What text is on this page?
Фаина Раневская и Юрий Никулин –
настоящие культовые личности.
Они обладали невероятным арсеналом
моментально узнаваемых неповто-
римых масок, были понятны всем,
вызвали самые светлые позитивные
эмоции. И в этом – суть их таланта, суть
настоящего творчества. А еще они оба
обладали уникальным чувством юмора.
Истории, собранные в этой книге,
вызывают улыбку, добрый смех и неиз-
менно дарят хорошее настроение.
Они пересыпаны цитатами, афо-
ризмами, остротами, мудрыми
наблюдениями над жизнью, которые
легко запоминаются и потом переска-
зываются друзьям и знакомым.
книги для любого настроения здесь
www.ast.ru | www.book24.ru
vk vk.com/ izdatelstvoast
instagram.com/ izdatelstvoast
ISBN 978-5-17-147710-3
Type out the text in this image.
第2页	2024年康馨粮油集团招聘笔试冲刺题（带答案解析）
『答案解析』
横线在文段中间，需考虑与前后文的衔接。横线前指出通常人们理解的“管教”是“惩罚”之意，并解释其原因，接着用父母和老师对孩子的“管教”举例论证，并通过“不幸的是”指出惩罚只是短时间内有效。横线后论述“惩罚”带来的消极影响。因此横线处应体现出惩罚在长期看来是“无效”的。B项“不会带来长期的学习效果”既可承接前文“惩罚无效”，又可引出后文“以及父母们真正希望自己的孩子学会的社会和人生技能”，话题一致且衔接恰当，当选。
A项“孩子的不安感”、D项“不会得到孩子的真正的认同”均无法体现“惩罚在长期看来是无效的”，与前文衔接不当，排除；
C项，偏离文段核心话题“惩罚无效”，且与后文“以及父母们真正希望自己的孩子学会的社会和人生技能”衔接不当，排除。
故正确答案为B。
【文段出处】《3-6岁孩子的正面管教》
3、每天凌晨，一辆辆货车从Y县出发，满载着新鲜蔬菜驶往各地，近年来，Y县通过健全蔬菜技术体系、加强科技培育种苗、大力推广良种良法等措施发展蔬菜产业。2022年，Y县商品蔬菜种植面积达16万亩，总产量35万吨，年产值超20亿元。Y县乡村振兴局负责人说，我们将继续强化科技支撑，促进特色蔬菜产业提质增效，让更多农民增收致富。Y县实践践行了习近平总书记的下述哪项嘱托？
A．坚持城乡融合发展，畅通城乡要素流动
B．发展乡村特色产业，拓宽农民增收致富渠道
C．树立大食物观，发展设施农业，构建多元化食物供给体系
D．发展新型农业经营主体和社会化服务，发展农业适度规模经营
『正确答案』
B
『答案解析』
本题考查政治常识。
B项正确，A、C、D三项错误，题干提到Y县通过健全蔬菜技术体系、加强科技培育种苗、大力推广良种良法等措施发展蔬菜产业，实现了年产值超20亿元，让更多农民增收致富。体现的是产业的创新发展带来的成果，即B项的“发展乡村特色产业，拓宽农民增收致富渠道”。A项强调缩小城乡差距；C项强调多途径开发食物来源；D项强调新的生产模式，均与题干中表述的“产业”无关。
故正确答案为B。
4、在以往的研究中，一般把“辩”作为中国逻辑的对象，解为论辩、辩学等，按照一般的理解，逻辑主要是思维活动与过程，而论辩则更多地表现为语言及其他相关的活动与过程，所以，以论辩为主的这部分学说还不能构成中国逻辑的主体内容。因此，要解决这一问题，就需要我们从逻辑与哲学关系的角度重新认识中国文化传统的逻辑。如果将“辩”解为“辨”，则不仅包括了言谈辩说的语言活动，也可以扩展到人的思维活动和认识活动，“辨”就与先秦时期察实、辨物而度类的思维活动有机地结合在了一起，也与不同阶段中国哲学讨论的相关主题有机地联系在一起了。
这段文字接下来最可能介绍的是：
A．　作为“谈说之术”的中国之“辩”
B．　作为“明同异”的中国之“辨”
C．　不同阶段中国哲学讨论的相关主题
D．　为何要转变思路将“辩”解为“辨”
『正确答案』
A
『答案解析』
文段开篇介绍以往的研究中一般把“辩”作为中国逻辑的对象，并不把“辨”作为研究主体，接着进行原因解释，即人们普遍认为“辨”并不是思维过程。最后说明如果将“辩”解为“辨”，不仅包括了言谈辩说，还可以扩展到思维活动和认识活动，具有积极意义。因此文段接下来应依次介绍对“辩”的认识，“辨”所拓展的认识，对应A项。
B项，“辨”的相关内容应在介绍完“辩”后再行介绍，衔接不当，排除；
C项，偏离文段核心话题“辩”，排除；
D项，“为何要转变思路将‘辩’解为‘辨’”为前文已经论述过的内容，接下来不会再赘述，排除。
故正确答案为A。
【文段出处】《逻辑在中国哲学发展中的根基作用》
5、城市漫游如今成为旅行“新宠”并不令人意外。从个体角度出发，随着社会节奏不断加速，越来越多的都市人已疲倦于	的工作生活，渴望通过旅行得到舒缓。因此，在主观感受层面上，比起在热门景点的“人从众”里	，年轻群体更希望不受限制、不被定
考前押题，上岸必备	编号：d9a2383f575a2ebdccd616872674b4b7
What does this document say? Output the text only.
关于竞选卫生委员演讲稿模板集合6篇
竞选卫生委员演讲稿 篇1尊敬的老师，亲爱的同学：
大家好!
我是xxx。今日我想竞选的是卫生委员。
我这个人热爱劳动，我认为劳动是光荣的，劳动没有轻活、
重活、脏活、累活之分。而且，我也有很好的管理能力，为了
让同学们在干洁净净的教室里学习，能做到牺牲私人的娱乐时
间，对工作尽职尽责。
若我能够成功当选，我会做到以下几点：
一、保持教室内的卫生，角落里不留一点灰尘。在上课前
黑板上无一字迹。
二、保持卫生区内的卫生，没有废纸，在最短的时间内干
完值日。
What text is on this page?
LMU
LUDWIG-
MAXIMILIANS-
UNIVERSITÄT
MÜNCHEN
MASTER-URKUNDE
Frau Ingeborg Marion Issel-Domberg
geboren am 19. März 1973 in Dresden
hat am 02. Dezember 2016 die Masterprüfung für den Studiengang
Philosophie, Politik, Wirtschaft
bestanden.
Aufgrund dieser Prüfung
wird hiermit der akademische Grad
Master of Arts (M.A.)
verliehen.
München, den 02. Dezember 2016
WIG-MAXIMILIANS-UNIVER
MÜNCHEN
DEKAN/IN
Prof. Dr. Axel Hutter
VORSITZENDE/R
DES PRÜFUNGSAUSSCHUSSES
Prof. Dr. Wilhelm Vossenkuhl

•••

Reproduce every entry shown above, precisely as it stands.

Answer ::
What text is on this page?
Фаина Раневская и Юрий Никулин –
настоящие культовые личности.
Они обладали невероятным арсеналом
моментально узнаваемых неповто-
римых масок, были понятны всем,
вызвали самые светлые позитивные
эмоции. И в этом – суть их таланта, суть
настоящего творчества. А еще они оба
обладали уникальным чувством юмора.
Истории, собранные в этой книге,
вызывают улыбку, добрый смех и неиз-
менно дарят хорошее настроение.
Они пересыпаны цитатами, афо-
ризмами, остротами, мудрыми
наблюдениями над жизнью, которые
легко запоминаются и потом переска-
зываются друзьям и знакомым.
книги для любого настроения здесь
www.ast.ru | www.book24.ru
vk vk.com/ izdatelstvoast
instagram.com/ izdatelstvoast
ISBN 978-5-17-147710-3
Type out the text in this image.
第2页	2024年康馨粮油集团招聘笔试冲刺题（带答案解析）
『答案解析』
横线在文段中间，需考虑与前后文的衔接。横线前指出通常人们理解的“管教”是“惩罚”之意，并解释其原因，接着用父母和老师对孩子的“管教”举例论证，并通过“不幸的是”指出惩罚只是短时间内有效。横线后论述“惩罚”带来的消极影响。因此横线处应体现出惩罚在长期看来是“无效”的。B项“不会带来长期的学习效果”既可承接前文“惩罚无效”，又可引出后文“以及父母们真正希望自己的孩子学会的社会和人生技能”，话题一致且衔接恰当，当选。
A项“孩子的不安感”、D项“不会得到孩子的真正的认同”均无法体现“惩罚在长期看来是无效的”，与前文衔接不当，排除；
C项，偏离文段核心话题“惩罚无效”，且与后文“以及父母们真正希望自己的孩子学会的社会和人生技能”衔接不当，排除。
故正确答案为B。
【文段出处】《3-6岁孩子的正面管教》
3、每天凌晨，一辆辆货车从Y县出发，满载着新鲜蔬菜驶往各地，近年来，Y县通过健全蔬菜技术体系、加强科技培育种苗、大力推广良种良法等措施发展蔬菜产业。2022年，Y县商品蔬菜种植面积达16万亩，总产量35万吨，年产值超20亿元。Y县乡村振兴局负责人说，我们将继续强化科技支撑，促进特色蔬菜产业提质增效，让更多农民增收致富。Y县实践践行了习近平总书记的下述哪项嘱托？
A．坚持城乡融合发展，畅通城乡要素流动
B．发展乡村特色产业，拓宽农民增收致富渠道
C．树立大食物观，发展设施农业，构建多元化食物供给体系
D．发展新型农业经营主体和社会化服务，发展农业适度规模经营
『正确答案』
B
『答案解析』
本题考查政治常识。
B项正确，A、C、D三项错误，题干提到Y县通过健全蔬菜技术体系、加强科技培育种苗、大力推广良种良法等措施发展蔬菜产业，实现了年产值超20亿元，让更多农民增收致富。体现的是产业的创新发展带来的成果，即B项的“发展乡村特色产业，拓宽农民增收致富渠道”。A项强调缩小城乡差距；C项强调多途径开发食物来源；D项强调新的生产模式，均与题干中表述的“产业”无关。
故正确答案为B。
4、在以往的研究中，一般把“辩”作为中国逻辑的对象，解为论辩、辩学等，按照一般的理解，逻辑主要是思维活动与过程，而论辩则更多地表现为语言及其他相关的活动与过程，所以，以论辩为主的这部分学说还不能构成中国逻辑的主体内容。因此，要解决这一问题，就需要我们从逻辑与哲学关系的角度重新认识中国文化传统的逻辑。如果将“辩”解为“辨”，则不仅包括了言谈辩说的语言活动，也可以扩展到人的思维活动和认识活动，“辨”就与先秦时期察实、辨物而度类的思维活动有机地结合在了一起，也与不同阶段中国哲学讨论的相关主题有机地联系在一起了。
这段文字接下来最可能介绍的是：
A．　作为“谈说之术”的中国之“辩”
B．　作为“明同异”的中国之“辨”
C．　不同阶段中国哲学讨论的相关主题
D．　为何要转变思路将“辩”解为“辨”
『正确答案』
A
『答案解析』
文段开篇介绍以往的研究中一般把“辩”作为中国逻辑的对象，并不把“辨”作为研究主体，接着进行原因解释，即人们普遍认为“辨”并不是思维过程。最后说明如果将“辩”解为“辨”，不仅包括了言谈辩说，还可以扩展到思维活动和认识活动，具有积极意义。因此文段接下来应依次介绍对“辩”的认识，“辨”所拓展的认识，对应A项。
B项，“辨”的相关内容应在介绍完“辩”后再行介绍，衔接不当，排除；
C项，偏离文段核心话题“辩”，排除；
D项，“为何要转变思路将‘辩’解为‘辨’”为前文已经论述过的内容，接下来不会再赘述，排除。
故正确答案为A。
【文段出处】《逻辑在中国哲学发展中的根基作用》
5、城市漫游如今成为旅行“新宠”并不令人意外。从个体角度出发，随着社会节奏不断加速，越来越多的都市人已疲倦于	的工作生活，渴望通过旅行得到舒缓。因此，在主观感受层面上，比起在热门景点的“人从众”里	，年轻群体更希望不受限制、不被定
考前押题，上岸必备	编号：d9a2383f575a2ebdccd616872674b4b7
What does this document say? Output the text only.
关于竞选卫生委员演讲稿模板集合6篇
竞选卫生委员演讲稿 篇1尊敬的老师，亲爱的同学：
大家好!
我是xxx。今日我想竞选的是卫生委员。
我这个人热爱劳动，我认为劳动是光荣的，劳动没有轻活、
重活、脏活、累活之分。而且，我也有很好的管理能力，为了
让同学们在干洁净净的教室里学习，能做到牺牲私人的娱乐时
间，对工作尽职尽责。
若我能够成功当选，我会做到以下几点：
一、保持教室内的卫生，角落里不留一点灰尘。在上课前
黑板上无一字迹。
二、保持卫生区内的卫生，没有废纸，在最短的时间内干
完值日。
What text is on this page?
LMU
LUDWIG-
MAXIMILIANS-
UNIVERSITÄT
MÜNCHEN
MASTER-URKUNDE
Frau Ingeborg Marion Issel-Domberg
geboren am 19. März 1973 in Dresden
hat am 02. Dezember 2016 die Masterprüfung für den Studiengang
Philosophie, Politik, Wirtschaft
bestanden.
Aufgrund dieser Prüfung
wird hiermit der akademische Grad
Master of Arts (M.A.)
verliehen.
München, den 02. Dezember 2016
WIG-MAXIMILIANS-UNIVER
MÜNCHEN
DEKAN/IN
Prof. Dr. Axel Hutter
VORSITZENDE/R
DES PRÜFUNGSAUSSCHUSSES
Prof. Dr. Wilhelm Vossenkuhl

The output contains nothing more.